▸ **DIRECTIONS FOR THIS TASK**:
Give the data again exactly as written, skipping any pictures.

===== DATA SUPPLIED

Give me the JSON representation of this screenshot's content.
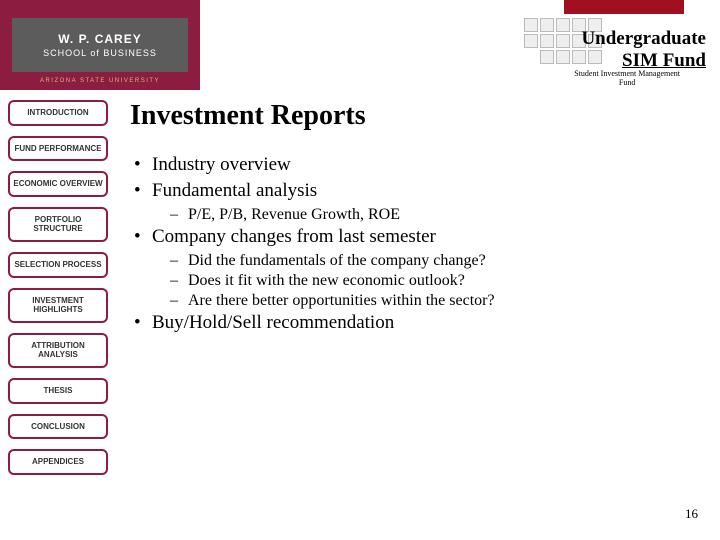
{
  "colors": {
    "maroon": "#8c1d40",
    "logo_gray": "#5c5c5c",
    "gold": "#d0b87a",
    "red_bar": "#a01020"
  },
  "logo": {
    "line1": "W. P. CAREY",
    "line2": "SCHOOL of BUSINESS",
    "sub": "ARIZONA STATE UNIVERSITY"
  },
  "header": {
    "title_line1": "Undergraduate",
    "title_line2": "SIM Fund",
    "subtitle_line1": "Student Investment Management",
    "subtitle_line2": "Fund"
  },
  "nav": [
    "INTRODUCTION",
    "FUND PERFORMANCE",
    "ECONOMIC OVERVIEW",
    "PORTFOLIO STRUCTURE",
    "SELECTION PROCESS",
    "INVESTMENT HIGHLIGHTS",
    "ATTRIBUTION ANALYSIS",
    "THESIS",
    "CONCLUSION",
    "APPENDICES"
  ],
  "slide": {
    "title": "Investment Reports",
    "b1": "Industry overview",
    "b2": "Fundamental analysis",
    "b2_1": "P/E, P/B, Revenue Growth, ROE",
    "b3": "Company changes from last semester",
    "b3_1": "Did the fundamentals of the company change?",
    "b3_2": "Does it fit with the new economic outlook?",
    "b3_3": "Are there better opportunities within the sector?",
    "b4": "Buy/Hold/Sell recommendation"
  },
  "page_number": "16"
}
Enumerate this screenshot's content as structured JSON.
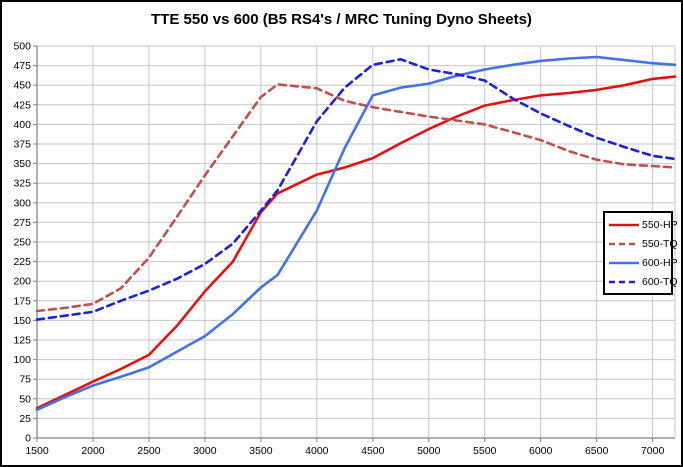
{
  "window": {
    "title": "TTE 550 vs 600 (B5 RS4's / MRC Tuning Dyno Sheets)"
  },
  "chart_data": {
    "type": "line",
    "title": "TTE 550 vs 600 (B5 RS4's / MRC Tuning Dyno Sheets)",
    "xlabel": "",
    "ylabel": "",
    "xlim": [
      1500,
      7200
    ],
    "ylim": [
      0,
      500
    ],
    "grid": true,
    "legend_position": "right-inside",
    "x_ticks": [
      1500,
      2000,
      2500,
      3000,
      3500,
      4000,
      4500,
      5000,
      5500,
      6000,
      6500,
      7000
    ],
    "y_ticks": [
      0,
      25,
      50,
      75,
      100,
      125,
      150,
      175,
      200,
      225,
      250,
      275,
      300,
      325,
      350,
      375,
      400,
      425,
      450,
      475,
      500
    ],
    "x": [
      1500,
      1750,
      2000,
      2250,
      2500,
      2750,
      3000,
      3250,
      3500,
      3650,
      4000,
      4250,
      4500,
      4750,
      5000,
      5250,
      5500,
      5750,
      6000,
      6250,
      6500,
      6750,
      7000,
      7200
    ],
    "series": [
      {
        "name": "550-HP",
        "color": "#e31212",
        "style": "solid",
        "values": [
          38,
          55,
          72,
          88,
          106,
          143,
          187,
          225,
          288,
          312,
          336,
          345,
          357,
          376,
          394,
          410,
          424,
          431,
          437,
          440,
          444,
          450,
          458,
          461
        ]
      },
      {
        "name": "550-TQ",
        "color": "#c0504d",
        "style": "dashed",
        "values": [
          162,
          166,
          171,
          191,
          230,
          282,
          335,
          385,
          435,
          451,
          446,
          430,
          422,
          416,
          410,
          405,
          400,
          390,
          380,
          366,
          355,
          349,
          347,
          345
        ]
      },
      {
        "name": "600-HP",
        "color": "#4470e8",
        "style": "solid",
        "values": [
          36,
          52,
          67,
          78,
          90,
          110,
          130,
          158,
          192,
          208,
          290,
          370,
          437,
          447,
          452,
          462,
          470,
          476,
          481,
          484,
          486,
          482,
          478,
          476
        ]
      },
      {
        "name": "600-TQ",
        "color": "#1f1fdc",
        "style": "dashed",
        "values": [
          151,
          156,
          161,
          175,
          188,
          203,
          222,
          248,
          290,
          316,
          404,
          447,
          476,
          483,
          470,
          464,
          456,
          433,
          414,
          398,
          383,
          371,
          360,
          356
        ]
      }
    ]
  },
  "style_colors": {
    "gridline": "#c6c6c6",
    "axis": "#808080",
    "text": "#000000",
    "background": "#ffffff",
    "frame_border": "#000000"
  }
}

==========

▸ **SOLVED EXERCISE**:
Give me the JSON representation of this screenshot's content.
{
  "colors": {
    "maroon": "#8c1d40",
    "logo_gray": "#5c5c5c",
    "gold": "#d0b87a",
    "red_bar": "#a01020"
  },
  "logo": {
    "line1": "W. P. CAREY",
    "line2": "SCHOOL of BUSINESS",
    "sub": "ARIZONA STATE UNIVERSITY"
  },
  "header": {
    "title_line1": "Undergraduate",
    "title_line2": "SIM Fund",
    "subtitle_line1": "Student Investment Management",
    "subtitle_line2": "Fund"
  },
  "nav": [
    "INTRODUCTION",
    "FUND PERFORMANCE",
    "ECONOMIC OVERVIEW",
    "PORTFOLIO STRUCTURE",
    "SELECTION PROCESS",
    "INVESTMENT HIGHLIGHTS",
    "ATTRIBUTION ANALYSIS",
    "THESIS",
    "CONCLUSION",
    "APPENDICES"
  ],
  "slide": {
    "title": "Investment Reports",
    "b1": "Industry overview",
    "b2": "Fundamental analysis",
    "b2_1": "P/E, P/B, Revenue Growth, ROE",
    "b3": "Company changes from last semester",
    "b3_1": "Did the fundamentals of the company change?",
    "b3_2": "Does it fit with the new economic outlook?",
    "b3_3": "Are there better opportunities within the sector?",
    "b4": "Buy/Hold/Sell recommendation"
  },
  "page_number": "16"
}
Enumerate this screenshot's content as structured JSON.
{
  "window": {
    "title": "TTE 550 vs 600 (B5 RS4's / MRC Tuning Dyno Sheets)"
  },
  "chart_data": {
    "type": "line",
    "title": "TTE 550 vs 600 (B5 RS4's / MRC Tuning Dyno Sheets)",
    "xlabel": "",
    "ylabel": "",
    "xlim": [
      1500,
      7200
    ],
    "ylim": [
      0,
      500
    ],
    "grid": true,
    "legend_position": "right-inside",
    "x_ticks": [
      1500,
      2000,
      2500,
      3000,
      3500,
      4000,
      4500,
      5000,
      5500,
      6000,
      6500,
      7000
    ],
    "y_ticks": [
      0,
      25,
      50,
      75,
      100,
      125,
      150,
      175,
      200,
      225,
      250,
      275,
      300,
      325,
      350,
      375,
      400,
      425,
      450,
      475,
      500
    ],
    "x": [
      1500,
      1750,
      2000,
      2250,
      2500,
      2750,
      3000,
      3250,
      3500,
      3650,
      4000,
      4250,
      4500,
      4750,
      5000,
      5250,
      5500,
      5750,
      6000,
      6250,
      6500,
      6750,
      7000,
      7200
    ],
    "series": [
      {
        "name": "550-HP",
        "color": "#e31212",
        "style": "solid",
        "values": [
          38,
          55,
          72,
          88,
          106,
          143,
          187,
          225,
          288,
          312,
          336,
          345,
          357,
          376,
          394,
          410,
          424,
          431,
          437,
          440,
          444,
          450,
          458,
          461
        ]
      },
      {
        "name": "550-TQ",
        "color": "#c0504d",
        "style": "dashed",
        "values": [
          162,
          166,
          171,
          191,
          230,
          282,
          335,
          385,
          435,
          451,
          446,
          430,
          422,
          416,
          410,
          405,
          400,
          390,
          380,
          366,
          355,
          349,
          347,
          345
        ]
      },
      {
        "name": "600-HP",
        "color": "#4470e8",
        "style": "solid",
        "values": [
          36,
          52,
          67,
          78,
          90,
          110,
          130,
          158,
          192,
          208,
          290,
          370,
          437,
          447,
          452,
          462,
          470,
          476,
          481,
          484,
          486,
          482,
          478,
          476
        ]
      },
      {
        "name": "600-TQ",
        "color": "#1f1fdc",
        "style": "dashed",
        "values": [
          151,
          156,
          161,
          175,
          188,
          203,
          222,
          248,
          290,
          316,
          404,
          447,
          476,
          483,
          470,
          464,
          456,
          433,
          414,
          398,
          383,
          371,
          360,
          356
        ]
      }
    ]
  },
  "style_colors": {
    "gridline": "#c6c6c6",
    "axis": "#808080",
    "text": "#000000",
    "background": "#ffffff",
    "frame_border": "#000000"
  }
}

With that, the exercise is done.